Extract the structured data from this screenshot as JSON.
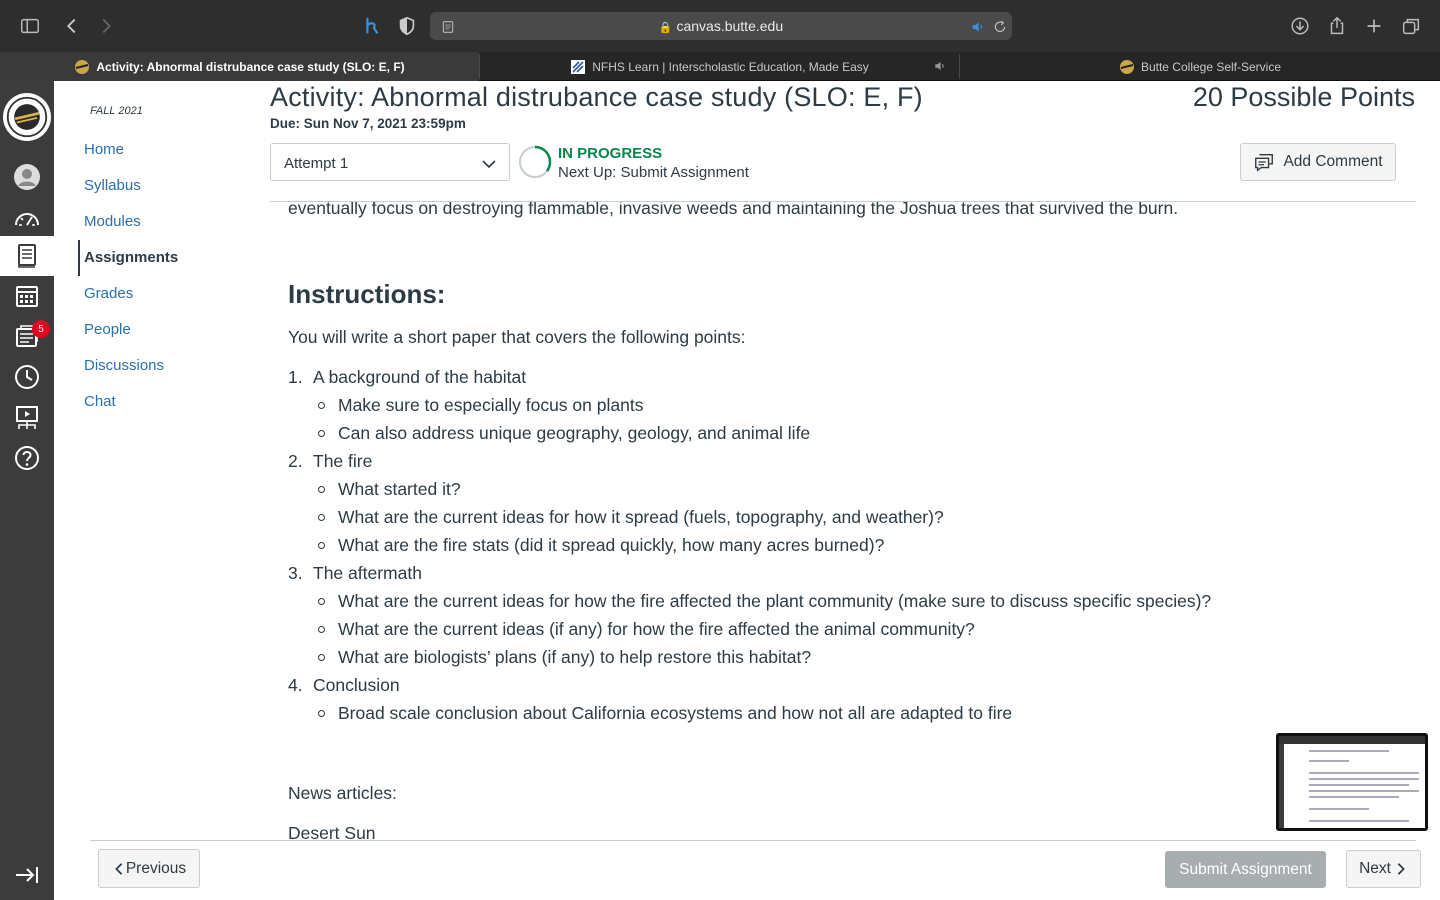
{
  "browser": {
    "address": "canvas.butte.edu",
    "tabs": [
      {
        "title": "Activity: Abnormal distrubance case study (SLO: E, F)",
        "active": true
      },
      {
        "title": "NFHS Learn | Interscholastic Education, Made Easy",
        "active": false
      },
      {
        "title": "Butte College Self-Service",
        "active": false
      }
    ]
  },
  "global_nav": {
    "badge_count": "5",
    "items": [
      "account-icon",
      "dashboard-icon",
      "courses-icon",
      "calendar-icon",
      "inbox-icon",
      "history-icon",
      "studio-icon",
      "help-icon"
    ]
  },
  "course_nav": {
    "term": "FALL 2021",
    "items": [
      "Home",
      "Syllabus",
      "Modules",
      "Assignments",
      "Grades",
      "People",
      "Discussions",
      "Chat"
    ],
    "active": "Assignments"
  },
  "header": {
    "title": "Activity: Abnormal distrubance case study (SLO: E, F)",
    "due": "Due: Sun Nov 7, 2021 23:59pm",
    "points": "20 Possible Points",
    "attempt": "Attempt 1",
    "status": "IN PROGRESS",
    "next_up": "Next Up: Submit Assignment",
    "add_comment": "Add Comment"
  },
  "content": {
    "clipped_line": "eventually focus on destroying flammable, invasive weeds and maintaining the Joshua trees that survived the burn.",
    "instructions_heading": "Instructions:",
    "intro": "You will write a short paper that covers the following points:",
    "points": [
      {
        "num": "1.",
        "text": "A background of the habitat",
        "subs": [
          "Make sure to especially focus on plants",
          "Can also address unique geography, geology, and animal life"
        ]
      },
      {
        "num": "2.",
        "text": "The fire",
        "subs": [
          "What started it?",
          "What are the current ideas for how it spread (fuels, topography, and weather)?",
          "What are the fire stats (did it spread quickly, how many acres burned)?"
        ]
      },
      {
        "num": "3.",
        "text": "The aftermath",
        "subs": [
          "What are the current ideas for how the fire affected the plant community (make sure to discuss specific species)?",
          "What are the current ideas (if any) for how the fire affected the animal community?",
          "What are biologists’ plans (if any) to help restore this habitat?"
        ]
      },
      {
        "num": "4.",
        "text": "Conclusion",
        "subs": [
          "Broad scale conclusion about California ecosystems and how not all are adapted to fire"
        ]
      }
    ],
    "news_label": "News articles:",
    "news_source": "Desert Sun"
  },
  "footer": {
    "previous": "Previous",
    "submit": "Submit Assignment",
    "next": "Next"
  }
}
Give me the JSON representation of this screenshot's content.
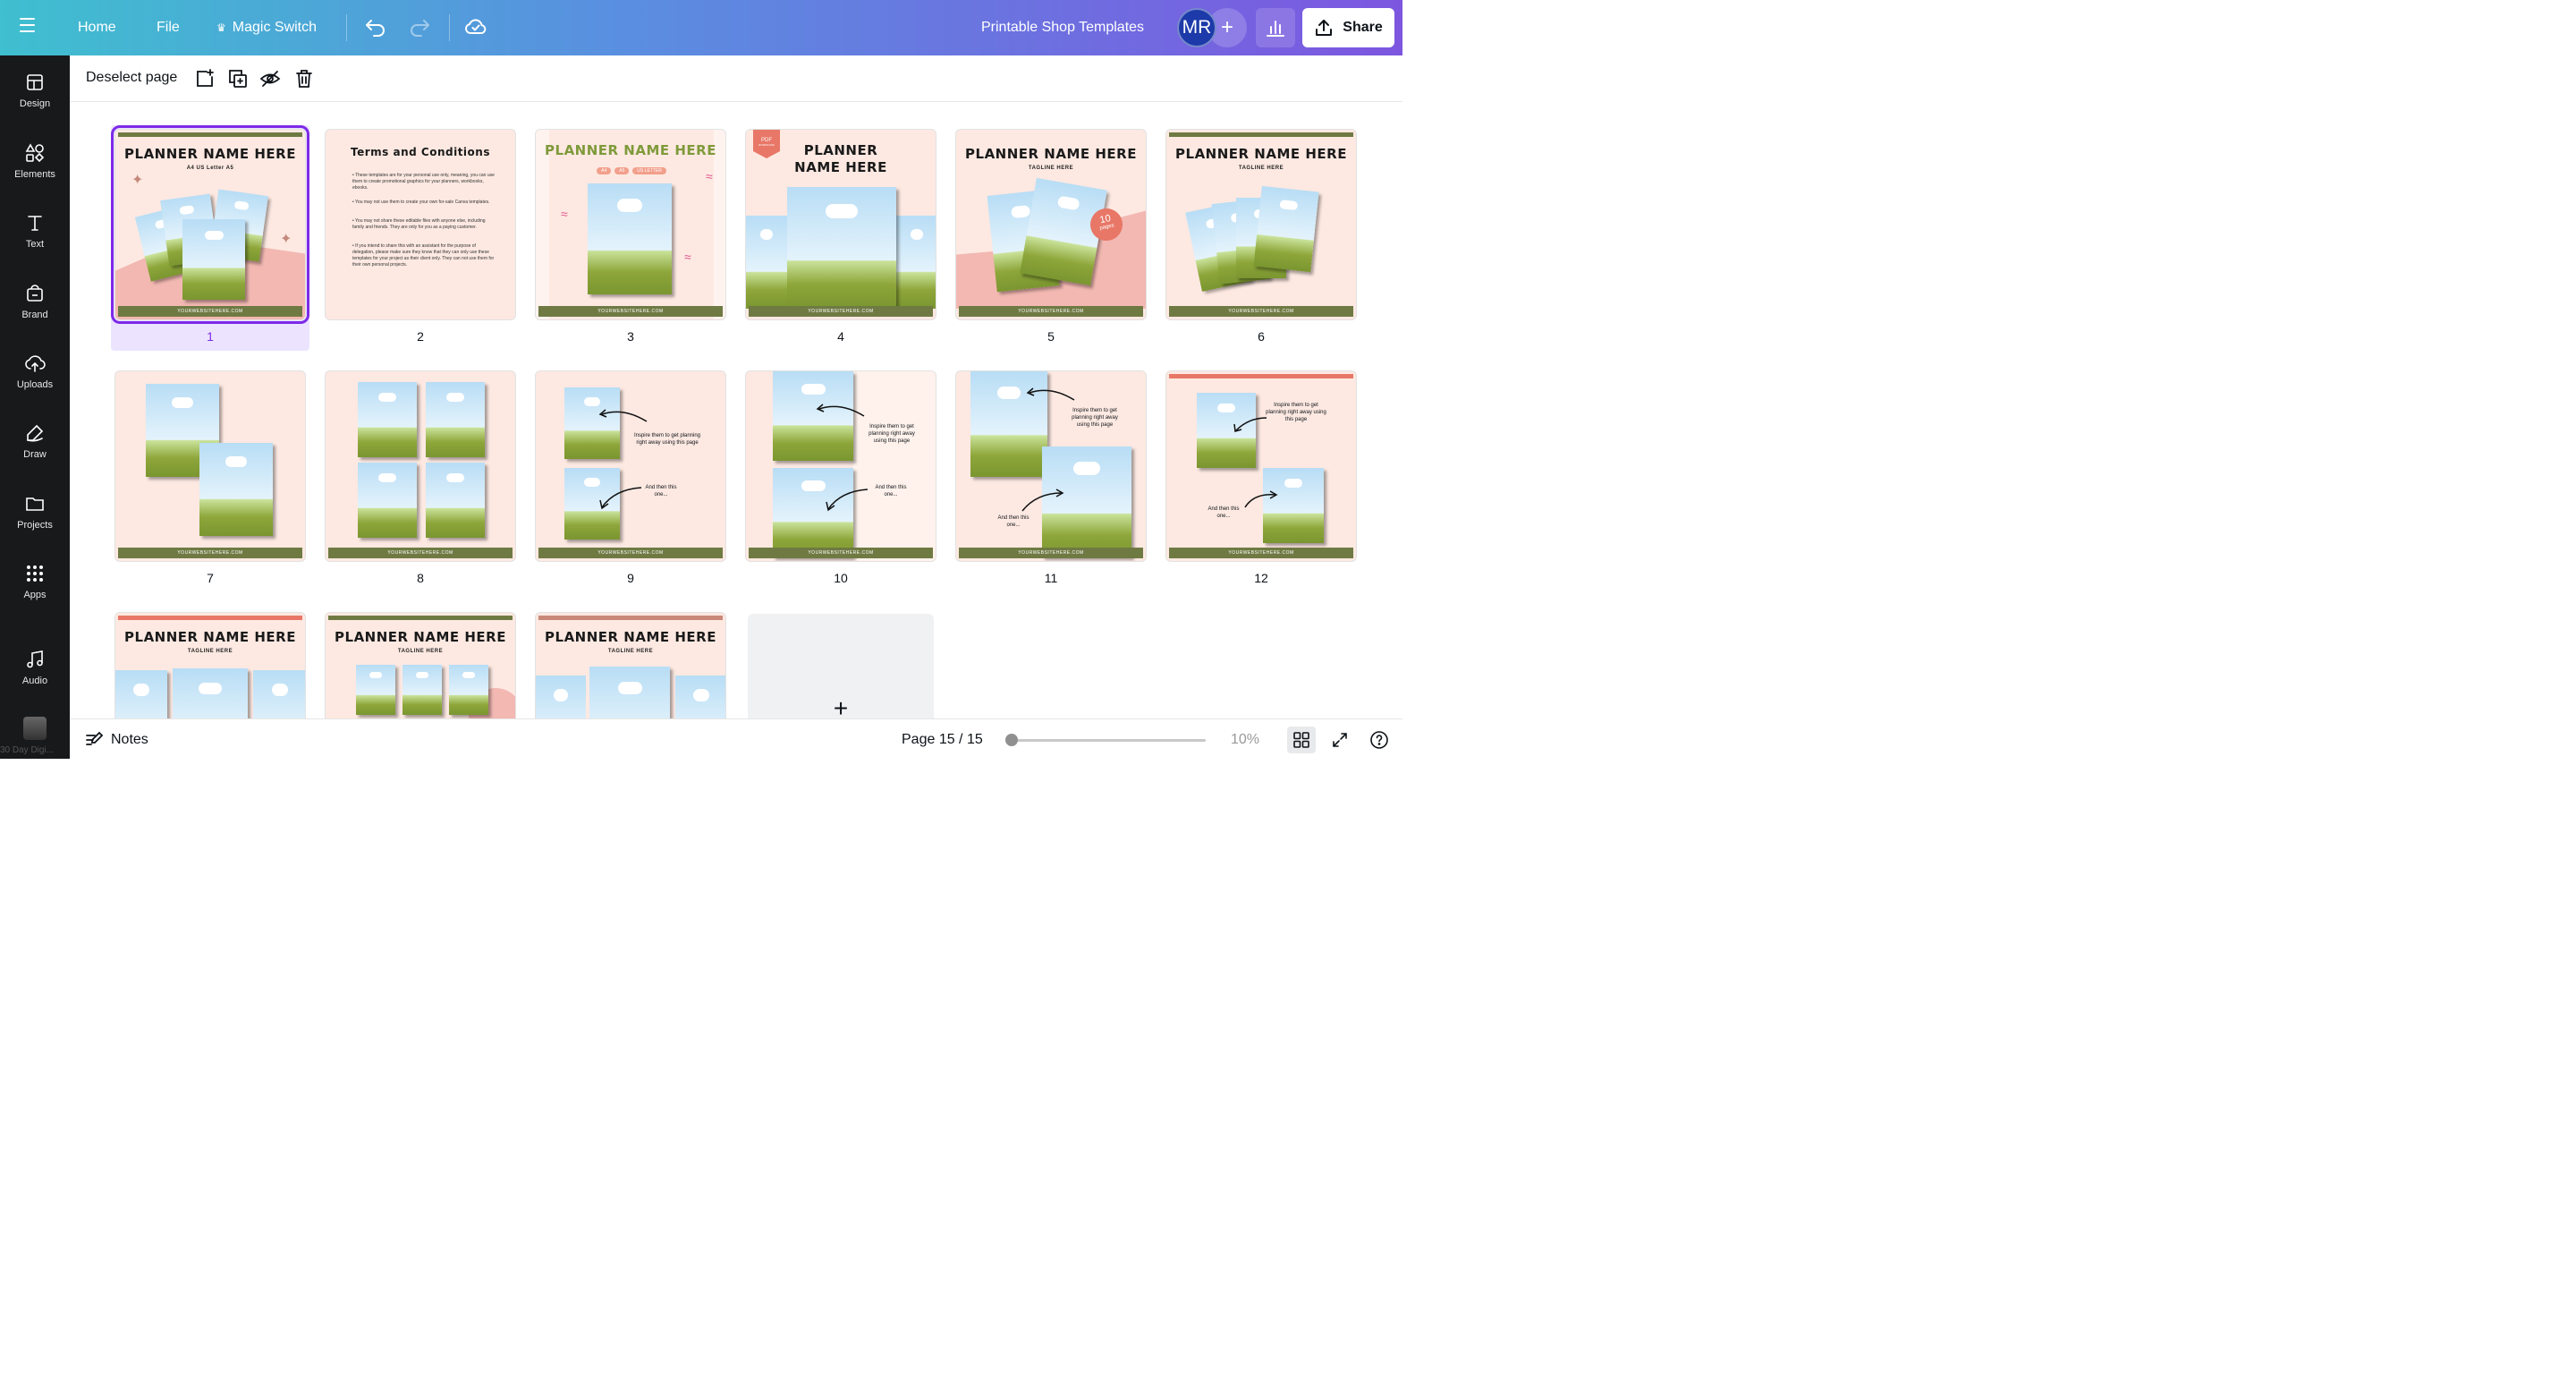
{
  "topbar": {
    "home": "Home",
    "file": "File",
    "magic_switch": "Magic Switch",
    "doc_title": "Printable Shop Templates",
    "avatar_initials": "MR",
    "add_collab": "+",
    "share": "Share"
  },
  "sidebar": {
    "items": [
      {
        "label": "Design"
      },
      {
        "label": "Elements"
      },
      {
        "label": "Text"
      },
      {
        "label": "Brand"
      },
      {
        "label": "Uploads"
      },
      {
        "label": "Draw"
      },
      {
        "label": "Projects"
      },
      {
        "label": "Apps"
      },
      {
        "label": "Audio"
      }
    ],
    "bottom_label": "30 Day Digi..."
  },
  "pagebar": {
    "deselect": "Deselect page"
  },
  "pages": {
    "footer_text": "YOURWEBSITEHERE.COM",
    "planner_title": "PLANNER NAME HERE",
    "planner_title_l1": "PLANNER",
    "planner_title_l2": "NAME HERE",
    "tagline": "TAGLINE HERE",
    "sizes": "A4   US Letter   A5",
    "size_a4": "A4",
    "size_a5": "A5",
    "size_usletter": "US LETTER",
    "pdf_badge": "PDF",
    "pdf_sub": "DOWNLOAD",
    "ten_pages_num": "10",
    "ten_pages_word": "pages",
    "terms_title": "Terms and Conditions",
    "terms_1": "• These templates are for your personal use only, meaning, you can use them to create promotional graphics for your planners, workbooks, ebooks.",
    "terms_2": "• You may not use them to create your own for-sale Canva templates.",
    "terms_3": "• You may not share these editable files with anyone else, including family and friends. They are only for you as a paying customer.",
    "terms_4": "• If you intend to share this with an assistant for the purpose of delegation, please make sure they know that they can only use these templates for your project as their client only. They can not use them for their own personal projects.",
    "inspire": "Inspire them to get planning right away using this page",
    "and_then": "And then this one...",
    "numbers": [
      "1",
      "2",
      "3",
      "4",
      "5",
      "6",
      "7",
      "8",
      "9",
      "10",
      "11",
      "12"
    ]
  },
  "add_page": "+",
  "bottombar": {
    "notes": "Notes",
    "page_count": "Page 15 / 15",
    "zoom": "10%"
  },
  "colors": {
    "accent": "#7d2ae8",
    "olive": "#6f7a43",
    "page_bg": "#fde9e2",
    "avatar": "#1c3aa9"
  }
}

□ □ □ □ □

- [Exercise requirements] Give the entries again without a single change, but with no pictures.

- [Solution for this task]
Extract the structured data from this screenshot as JSON.
{
  "browser": {
    "address": "canvas.butte.edu",
    "tabs": [
      {
        "title": "Activity: Abnormal distrubance case study (SLO: E, F)",
        "active": true
      },
      {
        "title": "NFHS Learn | Interscholastic Education, Made Easy",
        "active": false
      },
      {
        "title": "Butte College Self-Service",
        "active": false
      }
    ]
  },
  "global_nav": {
    "badge_count": "5",
    "items": [
      "account-icon",
      "dashboard-icon",
      "courses-icon",
      "calendar-icon",
      "inbox-icon",
      "history-icon",
      "studio-icon",
      "help-icon"
    ]
  },
  "course_nav": {
    "term": "FALL 2021",
    "items": [
      "Home",
      "Syllabus",
      "Modules",
      "Assignments",
      "Grades",
      "People",
      "Discussions",
      "Chat"
    ],
    "active": "Assignments"
  },
  "header": {
    "title": "Activity: Abnormal distrubance case study (SLO: E, F)",
    "due": "Due: Sun Nov 7, 2021 23:59pm",
    "points": "20 Possible Points",
    "attempt": "Attempt 1",
    "status": "IN PROGRESS",
    "next_up": "Next Up: Submit Assignment",
    "add_comment": "Add Comment"
  },
  "content": {
    "clipped_line": "eventually focus on destroying flammable, invasive weeds and maintaining the Joshua trees that survived the burn.",
    "instructions_heading": "Instructions:",
    "intro": "You will write a short paper that covers the following points:",
    "points": [
      {
        "num": "1.",
        "text": "A background of the habitat",
        "subs": [
          "Make sure to especially focus on plants",
          "Can also address unique geography, geology, and animal life"
        ]
      },
      {
        "num": "2.",
        "text": "The fire",
        "subs": [
          "What started it?",
          "What are the current ideas for how it spread (fuels, topography, and weather)?",
          "What are the fire stats (did it spread quickly, how many acres burned)?"
        ]
      },
      {
        "num": "3.",
        "text": "The aftermath",
        "subs": [
          "What are the current ideas for how the fire affected the plant community (make sure to discuss specific species)?",
          "What are the current ideas (if any) for how the fire affected the animal community?",
          "What are biologists’ plans (if any) to help restore this habitat?"
        ]
      },
      {
        "num": "4.",
        "text": "Conclusion",
        "subs": [
          "Broad scale conclusion about California ecosystems and how not all are adapted to fire"
        ]
      }
    ],
    "news_label": "News articles:",
    "news_source": "Desert Sun"
  },
  "footer": {
    "previous": "Previous",
    "submit": "Submit Assignment",
    "next": "Next"
  }
}
Give me the JSON representation of this screenshot's content.
{
  "topbar": {
    "home": "Home",
    "file": "File",
    "magic_switch": "Magic Switch",
    "doc_title": "Printable Shop Templates",
    "avatar_initials": "MR",
    "add_collab": "+",
    "share": "Share"
  },
  "sidebar": {
    "items": [
      {
        "label": "Design"
      },
      {
        "label": "Elements"
      },
      {
        "label": "Text"
      },
      {
        "label": "Brand"
      },
      {
        "label": "Uploads"
      },
      {
        "label": "Draw"
      },
      {
        "label": "Projects"
      },
      {
        "label": "Apps"
      },
      {
        "label": "Audio"
      }
    ],
    "bottom_label": "30 Day Digi..."
  },
  "pagebar": {
    "deselect": "Deselect page"
  },
  "pages": {
    "footer_text": "YOURWEBSITEHERE.COM",
    "planner_title": "PLANNER NAME HERE",
    "planner_title_l1": "PLANNER",
    "planner_title_l2": "NAME HERE",
    "tagline": "TAGLINE HERE",
    "sizes": "A4   US Letter   A5",
    "size_a4": "A4",
    "size_a5": "A5",
    "size_usletter": "US LETTER",
    "pdf_badge": "PDF",
    "pdf_sub": "DOWNLOAD",
    "ten_pages_num": "10",
    "ten_pages_word": "pages",
    "terms_title": "Terms and Conditions",
    "terms_1": "• These templates are for your personal use only, meaning, you can use them to create promotional graphics for your planners, workbooks, ebooks.",
    "terms_2": "• You may not use them to create your own for-sale Canva templates.",
    "terms_3": "• You may not share these editable files with anyone else, including family and friends. They are only for you as a paying customer.",
    "terms_4": "• If you intend to share this with an assistant for the purpose of delegation, please make sure they know that they can only use these templates for your project as their client only. They can not use them for their own personal projects.",
    "inspire": "Inspire them to get planning right away using this page",
    "and_then": "And then this one...",
    "numbers": [
      "1",
      "2",
      "3",
      "4",
      "5",
      "6",
      "7",
      "8",
      "9",
      "10",
      "11",
      "12"
    ]
  },
  "add_page": "+",
  "bottombar": {
    "notes": "Notes",
    "page_count": "Page 15 / 15",
    "zoom": "10%"
  },
  "colors": {
    "accent": "#7d2ae8",
    "olive": "#6f7a43",
    "page_bg": "#fde9e2",
    "avatar": "#1c3aa9"
  }
}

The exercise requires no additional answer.